====== THE DATA ======

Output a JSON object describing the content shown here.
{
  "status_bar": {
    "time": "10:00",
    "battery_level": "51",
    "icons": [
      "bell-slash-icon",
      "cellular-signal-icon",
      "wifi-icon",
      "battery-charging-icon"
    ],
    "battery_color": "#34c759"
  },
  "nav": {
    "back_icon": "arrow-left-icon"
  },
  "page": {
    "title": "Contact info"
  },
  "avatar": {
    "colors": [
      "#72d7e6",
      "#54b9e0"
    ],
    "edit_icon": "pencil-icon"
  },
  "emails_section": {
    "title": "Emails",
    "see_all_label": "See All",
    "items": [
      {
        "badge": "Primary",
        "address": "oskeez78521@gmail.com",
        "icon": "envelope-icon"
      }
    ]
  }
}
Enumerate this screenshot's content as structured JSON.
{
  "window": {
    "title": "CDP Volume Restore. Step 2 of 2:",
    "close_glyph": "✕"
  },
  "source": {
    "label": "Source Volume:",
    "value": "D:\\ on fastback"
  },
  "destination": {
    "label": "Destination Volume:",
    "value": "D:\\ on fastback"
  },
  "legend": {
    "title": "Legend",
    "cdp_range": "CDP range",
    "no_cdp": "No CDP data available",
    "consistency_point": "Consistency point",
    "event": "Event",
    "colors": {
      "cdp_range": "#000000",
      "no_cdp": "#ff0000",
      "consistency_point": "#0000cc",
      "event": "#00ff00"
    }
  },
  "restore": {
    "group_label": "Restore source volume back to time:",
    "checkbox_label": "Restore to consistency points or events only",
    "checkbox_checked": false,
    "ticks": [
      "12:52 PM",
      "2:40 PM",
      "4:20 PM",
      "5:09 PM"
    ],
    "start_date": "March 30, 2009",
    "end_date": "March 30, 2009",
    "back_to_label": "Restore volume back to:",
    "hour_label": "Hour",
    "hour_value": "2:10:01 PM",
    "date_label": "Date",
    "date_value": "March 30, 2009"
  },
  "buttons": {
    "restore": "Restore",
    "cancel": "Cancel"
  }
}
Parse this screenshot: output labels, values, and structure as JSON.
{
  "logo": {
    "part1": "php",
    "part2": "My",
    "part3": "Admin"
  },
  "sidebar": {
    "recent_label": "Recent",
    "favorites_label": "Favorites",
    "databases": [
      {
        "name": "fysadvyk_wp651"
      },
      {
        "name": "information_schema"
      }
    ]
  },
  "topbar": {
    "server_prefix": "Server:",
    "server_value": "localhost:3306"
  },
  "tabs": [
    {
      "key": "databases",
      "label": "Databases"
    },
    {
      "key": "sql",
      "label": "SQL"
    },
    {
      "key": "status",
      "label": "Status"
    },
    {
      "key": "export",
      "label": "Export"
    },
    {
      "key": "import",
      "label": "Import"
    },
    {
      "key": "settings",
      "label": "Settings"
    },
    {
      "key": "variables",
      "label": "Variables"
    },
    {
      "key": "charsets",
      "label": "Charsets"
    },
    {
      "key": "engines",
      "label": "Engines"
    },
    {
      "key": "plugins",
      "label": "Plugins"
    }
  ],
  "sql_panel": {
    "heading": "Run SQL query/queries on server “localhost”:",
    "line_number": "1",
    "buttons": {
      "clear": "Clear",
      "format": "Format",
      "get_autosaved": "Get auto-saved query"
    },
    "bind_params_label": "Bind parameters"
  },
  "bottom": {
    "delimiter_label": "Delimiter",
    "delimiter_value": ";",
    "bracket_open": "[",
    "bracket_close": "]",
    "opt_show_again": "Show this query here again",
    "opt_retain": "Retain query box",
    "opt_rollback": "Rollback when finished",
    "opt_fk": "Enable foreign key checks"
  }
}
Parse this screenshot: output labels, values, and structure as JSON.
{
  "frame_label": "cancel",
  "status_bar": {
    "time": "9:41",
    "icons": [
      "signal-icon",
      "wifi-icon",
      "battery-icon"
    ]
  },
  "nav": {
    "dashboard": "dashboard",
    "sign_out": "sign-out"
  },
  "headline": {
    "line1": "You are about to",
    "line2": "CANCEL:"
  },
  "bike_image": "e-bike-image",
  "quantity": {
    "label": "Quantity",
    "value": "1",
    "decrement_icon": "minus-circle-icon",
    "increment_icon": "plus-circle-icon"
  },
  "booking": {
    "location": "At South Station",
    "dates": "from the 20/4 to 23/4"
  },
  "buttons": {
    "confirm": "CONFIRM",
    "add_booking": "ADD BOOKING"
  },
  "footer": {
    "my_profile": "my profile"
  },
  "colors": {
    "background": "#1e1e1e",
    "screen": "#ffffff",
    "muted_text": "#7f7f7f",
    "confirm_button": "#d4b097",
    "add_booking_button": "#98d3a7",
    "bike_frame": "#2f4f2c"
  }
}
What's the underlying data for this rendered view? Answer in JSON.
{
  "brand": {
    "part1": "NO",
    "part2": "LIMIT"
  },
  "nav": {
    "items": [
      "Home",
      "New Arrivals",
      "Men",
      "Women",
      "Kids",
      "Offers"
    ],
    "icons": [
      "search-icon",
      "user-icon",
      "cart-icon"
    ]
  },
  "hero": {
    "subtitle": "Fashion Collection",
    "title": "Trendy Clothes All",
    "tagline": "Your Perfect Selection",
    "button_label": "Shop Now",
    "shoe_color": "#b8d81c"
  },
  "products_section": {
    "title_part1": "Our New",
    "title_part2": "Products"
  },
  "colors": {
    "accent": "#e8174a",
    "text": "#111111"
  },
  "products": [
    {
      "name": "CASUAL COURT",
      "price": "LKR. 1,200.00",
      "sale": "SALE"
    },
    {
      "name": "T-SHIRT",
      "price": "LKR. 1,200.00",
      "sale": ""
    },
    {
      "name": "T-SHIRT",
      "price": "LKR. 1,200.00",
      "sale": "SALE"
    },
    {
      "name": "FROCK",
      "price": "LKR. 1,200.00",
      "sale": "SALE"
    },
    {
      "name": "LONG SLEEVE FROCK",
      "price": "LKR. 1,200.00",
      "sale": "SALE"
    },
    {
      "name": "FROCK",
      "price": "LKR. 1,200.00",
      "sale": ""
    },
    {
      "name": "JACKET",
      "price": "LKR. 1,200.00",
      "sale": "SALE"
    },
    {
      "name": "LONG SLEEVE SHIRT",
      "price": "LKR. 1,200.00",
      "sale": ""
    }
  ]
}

======

• **SHORT PROBLEM**: Gather all the lines that include the word "LONG" and copy them out.

• **EXPECTED ANSWER**:
      "name": "LONG SLEEVE FROCK",
      "name": "LONG SLEEVE SHIRT",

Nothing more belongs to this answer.